» SET EXERCISE
Copy out, from the entries below, each line holding the string "document".

[Saved entries]
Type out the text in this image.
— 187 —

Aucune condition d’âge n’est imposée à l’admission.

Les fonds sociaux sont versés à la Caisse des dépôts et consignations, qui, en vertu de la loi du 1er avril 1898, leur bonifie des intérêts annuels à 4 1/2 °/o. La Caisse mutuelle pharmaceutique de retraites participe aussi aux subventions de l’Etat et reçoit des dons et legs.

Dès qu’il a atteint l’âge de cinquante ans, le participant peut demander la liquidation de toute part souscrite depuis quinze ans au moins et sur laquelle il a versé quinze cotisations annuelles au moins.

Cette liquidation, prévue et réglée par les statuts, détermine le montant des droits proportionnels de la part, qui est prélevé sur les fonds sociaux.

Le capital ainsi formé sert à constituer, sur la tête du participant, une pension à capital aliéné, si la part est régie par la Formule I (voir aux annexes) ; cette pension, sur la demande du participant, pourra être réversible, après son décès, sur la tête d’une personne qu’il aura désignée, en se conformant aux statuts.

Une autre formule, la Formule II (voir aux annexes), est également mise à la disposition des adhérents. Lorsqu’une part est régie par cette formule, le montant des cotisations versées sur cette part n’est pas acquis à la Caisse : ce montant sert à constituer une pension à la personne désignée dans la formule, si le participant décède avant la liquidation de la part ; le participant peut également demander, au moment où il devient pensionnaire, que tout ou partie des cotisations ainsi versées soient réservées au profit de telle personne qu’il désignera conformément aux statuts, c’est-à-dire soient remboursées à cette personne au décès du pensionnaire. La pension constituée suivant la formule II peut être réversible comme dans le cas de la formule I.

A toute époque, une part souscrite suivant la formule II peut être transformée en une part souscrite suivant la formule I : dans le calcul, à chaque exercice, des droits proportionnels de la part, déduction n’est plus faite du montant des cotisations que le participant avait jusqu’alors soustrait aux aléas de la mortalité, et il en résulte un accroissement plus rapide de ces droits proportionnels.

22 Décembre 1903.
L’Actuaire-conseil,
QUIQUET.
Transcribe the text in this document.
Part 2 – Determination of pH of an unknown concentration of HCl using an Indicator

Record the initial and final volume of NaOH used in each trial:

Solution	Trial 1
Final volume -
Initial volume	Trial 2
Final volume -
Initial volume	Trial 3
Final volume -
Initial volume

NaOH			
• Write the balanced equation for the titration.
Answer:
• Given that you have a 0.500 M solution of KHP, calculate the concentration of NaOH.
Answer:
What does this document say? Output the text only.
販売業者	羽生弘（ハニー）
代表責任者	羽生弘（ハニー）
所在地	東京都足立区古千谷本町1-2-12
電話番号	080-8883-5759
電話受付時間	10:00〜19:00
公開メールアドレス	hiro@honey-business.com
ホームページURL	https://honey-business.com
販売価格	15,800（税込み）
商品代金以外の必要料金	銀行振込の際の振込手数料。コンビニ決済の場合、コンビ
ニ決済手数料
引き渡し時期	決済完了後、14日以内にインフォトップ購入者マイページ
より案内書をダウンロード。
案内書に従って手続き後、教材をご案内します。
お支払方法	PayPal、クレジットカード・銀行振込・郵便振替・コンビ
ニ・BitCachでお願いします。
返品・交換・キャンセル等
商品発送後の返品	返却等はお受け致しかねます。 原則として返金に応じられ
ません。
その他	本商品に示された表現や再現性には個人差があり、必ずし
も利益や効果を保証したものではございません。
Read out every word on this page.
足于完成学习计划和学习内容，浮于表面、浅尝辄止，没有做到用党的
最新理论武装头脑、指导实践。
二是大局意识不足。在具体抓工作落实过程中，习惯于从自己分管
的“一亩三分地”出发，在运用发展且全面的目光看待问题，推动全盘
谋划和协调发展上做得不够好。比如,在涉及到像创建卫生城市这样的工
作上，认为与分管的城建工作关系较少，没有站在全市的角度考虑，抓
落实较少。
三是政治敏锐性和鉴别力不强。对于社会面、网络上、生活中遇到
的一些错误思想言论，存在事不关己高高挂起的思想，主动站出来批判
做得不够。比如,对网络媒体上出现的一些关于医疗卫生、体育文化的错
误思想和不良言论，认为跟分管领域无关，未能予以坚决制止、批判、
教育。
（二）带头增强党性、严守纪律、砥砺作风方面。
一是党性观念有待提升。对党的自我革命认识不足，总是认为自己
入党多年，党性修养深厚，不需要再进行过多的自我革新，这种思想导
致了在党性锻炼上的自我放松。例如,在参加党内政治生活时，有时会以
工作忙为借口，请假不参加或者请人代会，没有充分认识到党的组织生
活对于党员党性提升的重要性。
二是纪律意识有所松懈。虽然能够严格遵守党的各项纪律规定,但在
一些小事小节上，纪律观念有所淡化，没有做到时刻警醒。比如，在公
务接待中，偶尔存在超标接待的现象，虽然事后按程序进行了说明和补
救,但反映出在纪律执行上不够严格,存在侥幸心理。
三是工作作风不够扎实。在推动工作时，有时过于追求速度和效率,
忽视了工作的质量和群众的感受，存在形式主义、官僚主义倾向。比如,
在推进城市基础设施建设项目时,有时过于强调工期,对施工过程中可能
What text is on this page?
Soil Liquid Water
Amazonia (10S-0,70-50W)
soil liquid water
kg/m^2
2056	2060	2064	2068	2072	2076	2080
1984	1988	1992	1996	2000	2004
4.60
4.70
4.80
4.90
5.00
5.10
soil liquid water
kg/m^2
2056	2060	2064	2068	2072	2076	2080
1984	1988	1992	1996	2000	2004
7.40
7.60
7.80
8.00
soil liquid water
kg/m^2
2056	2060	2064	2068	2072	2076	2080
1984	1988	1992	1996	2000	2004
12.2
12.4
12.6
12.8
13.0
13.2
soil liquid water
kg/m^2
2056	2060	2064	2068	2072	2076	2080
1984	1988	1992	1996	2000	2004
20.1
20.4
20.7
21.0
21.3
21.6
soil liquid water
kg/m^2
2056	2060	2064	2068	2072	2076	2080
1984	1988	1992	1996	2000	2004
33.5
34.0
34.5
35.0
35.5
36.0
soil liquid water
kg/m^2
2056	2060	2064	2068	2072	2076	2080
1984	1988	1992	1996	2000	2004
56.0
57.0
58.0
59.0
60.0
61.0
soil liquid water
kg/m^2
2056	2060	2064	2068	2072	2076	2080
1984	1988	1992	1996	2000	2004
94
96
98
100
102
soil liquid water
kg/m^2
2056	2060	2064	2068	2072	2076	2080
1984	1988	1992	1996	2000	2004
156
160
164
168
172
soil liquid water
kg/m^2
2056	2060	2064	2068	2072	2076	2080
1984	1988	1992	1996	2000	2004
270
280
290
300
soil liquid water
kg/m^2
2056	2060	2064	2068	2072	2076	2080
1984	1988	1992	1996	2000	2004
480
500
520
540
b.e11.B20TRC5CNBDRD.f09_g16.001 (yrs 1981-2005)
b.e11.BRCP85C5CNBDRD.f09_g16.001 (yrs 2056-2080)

» EXERCISE OUTPUT
Transcribe the text in this document.
What does this document say? Output the text only.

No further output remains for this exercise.